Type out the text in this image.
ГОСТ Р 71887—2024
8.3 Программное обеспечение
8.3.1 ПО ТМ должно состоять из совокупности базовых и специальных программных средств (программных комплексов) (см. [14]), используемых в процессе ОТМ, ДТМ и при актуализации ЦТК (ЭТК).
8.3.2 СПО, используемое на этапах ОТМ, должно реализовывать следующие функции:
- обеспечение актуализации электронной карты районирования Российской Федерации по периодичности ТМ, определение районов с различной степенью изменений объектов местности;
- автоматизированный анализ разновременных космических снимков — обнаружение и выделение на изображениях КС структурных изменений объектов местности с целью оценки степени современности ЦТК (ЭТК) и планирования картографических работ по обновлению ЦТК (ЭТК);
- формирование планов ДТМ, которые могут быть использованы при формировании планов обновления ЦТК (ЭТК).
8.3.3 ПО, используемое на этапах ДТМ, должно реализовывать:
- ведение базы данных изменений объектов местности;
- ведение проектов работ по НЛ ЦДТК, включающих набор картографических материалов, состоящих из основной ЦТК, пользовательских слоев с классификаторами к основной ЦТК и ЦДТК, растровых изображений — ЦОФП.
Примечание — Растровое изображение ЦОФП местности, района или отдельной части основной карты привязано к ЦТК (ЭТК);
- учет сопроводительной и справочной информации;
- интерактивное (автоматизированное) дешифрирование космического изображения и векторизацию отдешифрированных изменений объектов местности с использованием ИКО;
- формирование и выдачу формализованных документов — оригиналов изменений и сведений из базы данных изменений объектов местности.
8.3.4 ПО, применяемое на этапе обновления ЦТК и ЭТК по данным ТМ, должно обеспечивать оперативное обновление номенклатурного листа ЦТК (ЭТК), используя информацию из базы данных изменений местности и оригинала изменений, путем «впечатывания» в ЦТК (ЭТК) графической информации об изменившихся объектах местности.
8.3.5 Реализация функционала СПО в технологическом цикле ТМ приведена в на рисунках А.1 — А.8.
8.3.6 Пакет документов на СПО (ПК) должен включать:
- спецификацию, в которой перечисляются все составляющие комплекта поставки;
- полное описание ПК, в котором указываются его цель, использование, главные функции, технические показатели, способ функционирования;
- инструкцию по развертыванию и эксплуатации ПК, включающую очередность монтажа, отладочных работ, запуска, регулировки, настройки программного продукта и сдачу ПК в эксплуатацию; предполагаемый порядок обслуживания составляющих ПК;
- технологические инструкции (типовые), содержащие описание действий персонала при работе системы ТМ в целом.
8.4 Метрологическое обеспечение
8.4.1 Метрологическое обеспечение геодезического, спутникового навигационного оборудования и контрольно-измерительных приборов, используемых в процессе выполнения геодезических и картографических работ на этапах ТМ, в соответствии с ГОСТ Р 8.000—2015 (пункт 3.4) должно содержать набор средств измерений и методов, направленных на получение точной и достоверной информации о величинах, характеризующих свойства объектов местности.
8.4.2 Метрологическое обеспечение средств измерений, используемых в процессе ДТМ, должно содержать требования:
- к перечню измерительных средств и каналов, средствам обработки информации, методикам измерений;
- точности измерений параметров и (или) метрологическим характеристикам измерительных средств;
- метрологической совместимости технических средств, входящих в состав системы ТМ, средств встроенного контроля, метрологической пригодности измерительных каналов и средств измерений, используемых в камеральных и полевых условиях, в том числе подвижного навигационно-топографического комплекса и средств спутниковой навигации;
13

*The request:* Extract all lines that hold the word "документов".

*Written answer:*
- формирование и выдачу формализованных документов — оригиналов изменений и сведений из базы данных изменений объектов местности.
8.3.6 Пакет документов на СПО (ПК) должен включать:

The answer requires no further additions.